GOAL OF THE EXERCISE: Exactly reproduce each record listed below.

(Recorded data)

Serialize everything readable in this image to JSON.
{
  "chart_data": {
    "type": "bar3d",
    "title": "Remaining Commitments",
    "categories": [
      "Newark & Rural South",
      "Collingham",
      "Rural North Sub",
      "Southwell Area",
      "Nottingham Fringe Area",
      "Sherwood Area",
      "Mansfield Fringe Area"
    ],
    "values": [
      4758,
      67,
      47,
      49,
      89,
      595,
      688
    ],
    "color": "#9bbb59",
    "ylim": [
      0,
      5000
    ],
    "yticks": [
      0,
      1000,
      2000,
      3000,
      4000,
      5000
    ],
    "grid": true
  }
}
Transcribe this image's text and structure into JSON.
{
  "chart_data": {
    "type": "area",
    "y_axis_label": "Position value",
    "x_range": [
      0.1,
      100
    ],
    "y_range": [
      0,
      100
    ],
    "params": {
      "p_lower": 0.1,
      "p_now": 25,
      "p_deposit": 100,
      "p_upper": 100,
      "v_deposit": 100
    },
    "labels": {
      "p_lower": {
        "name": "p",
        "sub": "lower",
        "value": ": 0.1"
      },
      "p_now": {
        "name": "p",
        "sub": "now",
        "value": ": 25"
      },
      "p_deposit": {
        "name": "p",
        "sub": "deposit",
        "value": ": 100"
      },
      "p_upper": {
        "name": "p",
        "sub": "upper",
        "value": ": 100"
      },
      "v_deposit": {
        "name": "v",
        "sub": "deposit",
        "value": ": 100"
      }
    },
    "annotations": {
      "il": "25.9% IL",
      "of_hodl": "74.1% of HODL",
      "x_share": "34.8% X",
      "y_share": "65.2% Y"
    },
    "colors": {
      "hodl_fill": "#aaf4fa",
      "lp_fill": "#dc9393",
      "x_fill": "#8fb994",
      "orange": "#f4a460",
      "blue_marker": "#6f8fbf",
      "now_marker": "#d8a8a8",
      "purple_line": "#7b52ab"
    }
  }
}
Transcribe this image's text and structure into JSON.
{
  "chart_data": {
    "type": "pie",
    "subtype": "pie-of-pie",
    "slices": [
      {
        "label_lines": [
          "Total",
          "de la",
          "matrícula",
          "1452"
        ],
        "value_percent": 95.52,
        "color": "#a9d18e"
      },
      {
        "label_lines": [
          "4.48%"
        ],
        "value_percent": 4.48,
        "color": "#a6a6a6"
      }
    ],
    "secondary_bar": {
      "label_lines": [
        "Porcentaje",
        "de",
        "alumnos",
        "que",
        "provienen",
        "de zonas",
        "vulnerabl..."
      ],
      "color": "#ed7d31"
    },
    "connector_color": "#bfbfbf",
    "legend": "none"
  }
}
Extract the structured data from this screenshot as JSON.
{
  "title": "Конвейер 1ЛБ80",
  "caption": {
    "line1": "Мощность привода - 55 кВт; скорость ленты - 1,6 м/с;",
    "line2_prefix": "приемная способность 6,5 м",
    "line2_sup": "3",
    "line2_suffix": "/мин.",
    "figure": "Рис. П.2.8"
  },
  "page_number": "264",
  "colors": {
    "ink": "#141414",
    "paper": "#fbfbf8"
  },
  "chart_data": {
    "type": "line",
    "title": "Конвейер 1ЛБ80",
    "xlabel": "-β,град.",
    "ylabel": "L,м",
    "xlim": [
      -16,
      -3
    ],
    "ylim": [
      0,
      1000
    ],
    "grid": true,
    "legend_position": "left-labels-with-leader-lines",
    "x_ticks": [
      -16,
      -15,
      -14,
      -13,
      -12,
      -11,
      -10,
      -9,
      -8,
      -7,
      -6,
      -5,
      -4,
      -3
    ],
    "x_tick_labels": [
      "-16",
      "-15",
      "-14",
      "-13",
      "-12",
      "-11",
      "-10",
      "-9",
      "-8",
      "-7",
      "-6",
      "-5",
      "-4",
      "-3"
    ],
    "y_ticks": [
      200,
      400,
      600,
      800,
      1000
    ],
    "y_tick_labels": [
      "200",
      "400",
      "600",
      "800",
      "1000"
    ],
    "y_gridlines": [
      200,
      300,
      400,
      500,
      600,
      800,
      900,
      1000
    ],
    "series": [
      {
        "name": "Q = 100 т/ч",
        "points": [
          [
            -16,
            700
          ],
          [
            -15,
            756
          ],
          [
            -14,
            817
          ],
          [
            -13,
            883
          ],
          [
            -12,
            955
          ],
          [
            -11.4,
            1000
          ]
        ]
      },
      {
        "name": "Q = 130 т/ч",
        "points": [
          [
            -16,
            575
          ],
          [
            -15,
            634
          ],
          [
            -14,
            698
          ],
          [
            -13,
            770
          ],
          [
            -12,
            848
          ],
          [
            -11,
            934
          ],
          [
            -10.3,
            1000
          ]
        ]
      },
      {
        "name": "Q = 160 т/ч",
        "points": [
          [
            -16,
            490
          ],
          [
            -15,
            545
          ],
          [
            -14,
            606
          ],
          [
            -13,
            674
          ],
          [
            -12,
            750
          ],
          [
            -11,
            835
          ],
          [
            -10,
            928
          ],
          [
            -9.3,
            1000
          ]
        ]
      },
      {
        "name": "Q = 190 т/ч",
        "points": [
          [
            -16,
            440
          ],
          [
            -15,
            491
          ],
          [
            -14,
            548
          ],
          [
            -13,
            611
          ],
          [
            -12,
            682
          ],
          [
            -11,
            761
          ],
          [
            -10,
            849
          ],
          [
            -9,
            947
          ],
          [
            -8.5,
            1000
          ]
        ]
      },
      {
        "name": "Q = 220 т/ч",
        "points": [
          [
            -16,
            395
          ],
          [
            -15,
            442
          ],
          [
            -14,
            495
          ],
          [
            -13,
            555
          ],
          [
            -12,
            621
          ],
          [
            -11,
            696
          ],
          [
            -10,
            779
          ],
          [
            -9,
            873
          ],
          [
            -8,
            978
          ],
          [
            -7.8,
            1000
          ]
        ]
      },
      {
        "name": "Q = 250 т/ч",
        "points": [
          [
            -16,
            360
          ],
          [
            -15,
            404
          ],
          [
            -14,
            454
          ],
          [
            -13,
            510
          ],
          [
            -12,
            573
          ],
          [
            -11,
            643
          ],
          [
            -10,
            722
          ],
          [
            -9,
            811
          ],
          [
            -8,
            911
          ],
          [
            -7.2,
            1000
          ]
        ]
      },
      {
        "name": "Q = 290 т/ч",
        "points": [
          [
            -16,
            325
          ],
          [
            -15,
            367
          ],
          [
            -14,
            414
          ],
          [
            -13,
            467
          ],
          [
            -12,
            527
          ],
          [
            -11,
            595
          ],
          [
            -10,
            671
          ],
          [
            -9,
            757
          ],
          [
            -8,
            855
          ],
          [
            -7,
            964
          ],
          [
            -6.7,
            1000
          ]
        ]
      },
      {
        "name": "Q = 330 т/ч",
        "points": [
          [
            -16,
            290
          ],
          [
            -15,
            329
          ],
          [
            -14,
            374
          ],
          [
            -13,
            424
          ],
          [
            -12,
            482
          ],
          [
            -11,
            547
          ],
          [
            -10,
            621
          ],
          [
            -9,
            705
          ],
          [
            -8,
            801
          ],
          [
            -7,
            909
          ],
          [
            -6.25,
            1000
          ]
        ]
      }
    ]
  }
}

OUTPUT FOR THIS EXERCISE:
Serialize everything readable in this image to JSON.
{
  "chart_data": {
    "type": "bar3d",
    "title": "Remaining Commitments",
    "categories": [
      "Newark & Rural South",
      "Collingham",
      "Rural North Sub",
      "Southwell Area",
      "Nottingham Fringe Area",
      "Sherwood Area",
      "Mansfield Fringe Area"
    ],
    "values": [
      4758,
      67,
      47,
      49,
      89,
      595,
      688
    ],
    "color": "#9bbb59",
    "ylim": [
      0,
      5000
    ],
    "yticks": [
      0,
      1000,
      2000,
      3000,
      4000,
      5000
    ],
    "grid": true
  }
}
Transcribe this image's text and structure into JSON.
{
  "chart_data": {
    "type": "area",
    "y_axis_label": "Position value",
    "x_range": [
      0.1,
      100
    ],
    "y_range": [
      0,
      100
    ],
    "params": {
      "p_lower": 0.1,
      "p_now": 25,
      "p_deposit": 100,
      "p_upper": 100,
      "v_deposit": 100
    },
    "labels": {
      "p_lower": {
        "name": "p",
        "sub": "lower",
        "value": ": 0.1"
      },
      "p_now": {
        "name": "p",
        "sub": "now",
        "value": ": 25"
      },
      "p_deposit": {
        "name": "p",
        "sub": "deposit",
        "value": ": 100"
      },
      "p_upper": {
        "name": "p",
        "sub": "upper",
        "value": ": 100"
      },
      "v_deposit": {
        "name": "v",
        "sub": "deposit",
        "value": ": 100"
      }
    },
    "annotations": {
      "il": "25.9% IL",
      "of_hodl": "74.1% of HODL",
      "x_share": "34.8% X",
      "y_share": "65.2% Y"
    },
    "colors": {
      "hodl_fill": "#aaf4fa",
      "lp_fill": "#dc9393",
      "x_fill": "#8fb994",
      "orange": "#f4a460",
      "blue_marker": "#6f8fbf",
      "now_marker": "#d8a8a8",
      "purple_line": "#7b52ab"
    }
  }
}
Transcribe this image's text and structure into JSON.
{
  "chart_data": {
    "type": "pie",
    "subtype": "pie-of-pie",
    "slices": [
      {
        "label_lines": [
          "Total",
          "de la",
          "matrícula",
          "1452"
        ],
        "value_percent": 95.52,
        "color": "#a9d18e"
      },
      {
        "label_lines": [
          "4.48%"
        ],
        "value_percent": 4.48,
        "color": "#a6a6a6"
      }
    ],
    "secondary_bar": {
      "label_lines": [
        "Porcentaje",
        "de",
        "alumnos",
        "que",
        "provienen",
        "de zonas",
        "vulnerabl..."
      ],
      "color": "#ed7d31"
    },
    "connector_color": "#bfbfbf",
    "legend": "none"
  }
}
Extract the structured data from this screenshot as JSON.
{
  "title": "Конвейер 1ЛБ80",
  "caption": {
    "line1": "Мощность привода - 55 кВт; скорость ленты - 1,6 м/с;",
    "line2_prefix": "приемная способность 6,5 м",
    "line2_sup": "3",
    "line2_suffix": "/мин.",
    "figure": "Рис. П.2.8"
  },
  "page_number": "264",
  "colors": {
    "ink": "#141414",
    "paper": "#fbfbf8"
  },
  "chart_data": {
    "type": "line",
    "title": "Конвейер 1ЛБ80",
    "xlabel": "-β,град.",
    "ylabel": "L,м",
    "xlim": [
      -16,
      -3
    ],
    "ylim": [
      0,
      1000
    ],
    "grid": true,
    "legend_position": "left-labels-with-leader-lines",
    "x_ticks": [
      -16,
      -15,
      -14,
      -13,
      -12,
      -11,
      -10,
      -9,
      -8,
      -7,
      -6,
      -5,
      -4,
      -3
    ],
    "x_tick_labels": [
      "-16",
      "-15",
      "-14",
      "-13",
      "-12",
      "-11",
      "-10",
      "-9",
      "-8",
      "-7",
      "-6",
      "-5",
      "-4",
      "-3"
    ],
    "y_ticks": [
      200,
      400,
      600,
      800,
      1000
    ],
    "y_tick_labels": [
      "200",
      "400",
      "600",
      "800",
      "1000"
    ],
    "y_gridlines": [
      200,
      300,
      400,
      500,
      600,
      800,
      900,
      1000
    ],
    "series": [
      {
        "name": "Q = 100 т/ч",
        "points": [
          [
            -16,
            700
          ],
          [
            -15,
            756
          ],
          [
            -14,
            817
          ],
          [
            -13,
            883
          ],
          [
            -12,
            955
          ],
          [
            -11.4,
            1000
          ]
        ]
      },
      {
        "name": "Q = 130 т/ч",
        "points": [
          [
            -16,
            575
          ],
          [
            -15,
            634
          ],
          [
            -14,
            698
          ],
          [
            -13,
            770
          ],
          [
            -12,
            848
          ],
          [
            -11,
            934
          ],
          [
            -10.3,
            1000
          ]
        ]
      },
      {
        "name": "Q = 160 т/ч",
        "points": [
          [
            -16,
            490
          ],
          [
            -15,
            545
          ],
          [
            -14,
            606
          ],
          [
            -13,
            674
          ],
          [
            -12,
            750
          ],
          [
            -11,
            835
          ],
          [
            -10,
            928
          ],
          [
            -9.3,
            1000
          ]
        ]
      },
      {
        "name": "Q = 190 т/ч",
        "points": [
          [
            -16,
            440
          ],
          [
            -15,
            491
          ],
          [
            -14,
            548
          ],
          [
            -13,
            611
          ],
          [
            -12,
            682
          ],
          [
            -11,
            761
          ],
          [
            -10,
            849
          ],
          [
            -9,
            947
          ],
          [
            -8.5,
            1000
          ]
        ]
      },
      {
        "name": "Q = 220 т/ч",
        "points": [
          [
            -16,
            395
          ],
          [
            -15,
            442
          ],
          [
            -14,
            495
          ],
          [
            -13,
            555
          ],
          [
            -12,
            621
          ],
          [
            -11,
            696
          ],
          [
            -10,
            779
          ],
          [
            -9,
            873
          ],
          [
            -8,
            978
          ],
          [
            -7.8,
            1000
          ]
        ]
      },
      {
        "name": "Q = 250 т/ч",
        "points": [
          [
            -16,
            360
          ],
          [
            -15,
            404
          ],
          [
            -14,
            454
          ],
          [
            -13,
            510
          ],
          [
            -12,
            573
          ],
          [
            -11,
            643
          ],
          [
            -10,
            722
          ],
          [
            -9,
            811
          ],
          [
            -8,
            911
          ],
          [
            -7.2,
            1000
          ]
        ]
      },
      {
        "name": "Q = 290 т/ч",
        "points": [
          [
            -16,
            325
          ],
          [
            -15,
            367
          ],
          [
            -14,
            414
          ],
          [
            -13,
            467
          ],
          [
            -12,
            527
          ],
          [
            -11,
            595
          ],
          [
            -10,
            671
          ],
          [
            -9,
            757
          ],
          [
            -8,
            855
          ],
          [
            -7,
            964
          ],
          [
            -6.7,
            1000
          ]
        ]
      },
      {
        "name": "Q = 330 т/ч",
        "points": [
          [
            -16,
            290
          ],
          [
            -15,
            329
          ],
          [
            -14,
            374
          ],
          [
            -13,
            424
          ],
          [
            -12,
            482
          ],
          [
            -11,
            547
          ],
          [
            -10,
            621
          ],
          [
            -9,
            705
          ],
          [
            -8,
            801
          ],
          [
            -7,
            909
          ],
          [
            -6.25,
            1000
          ]
        ]
      }
    ]
  }
}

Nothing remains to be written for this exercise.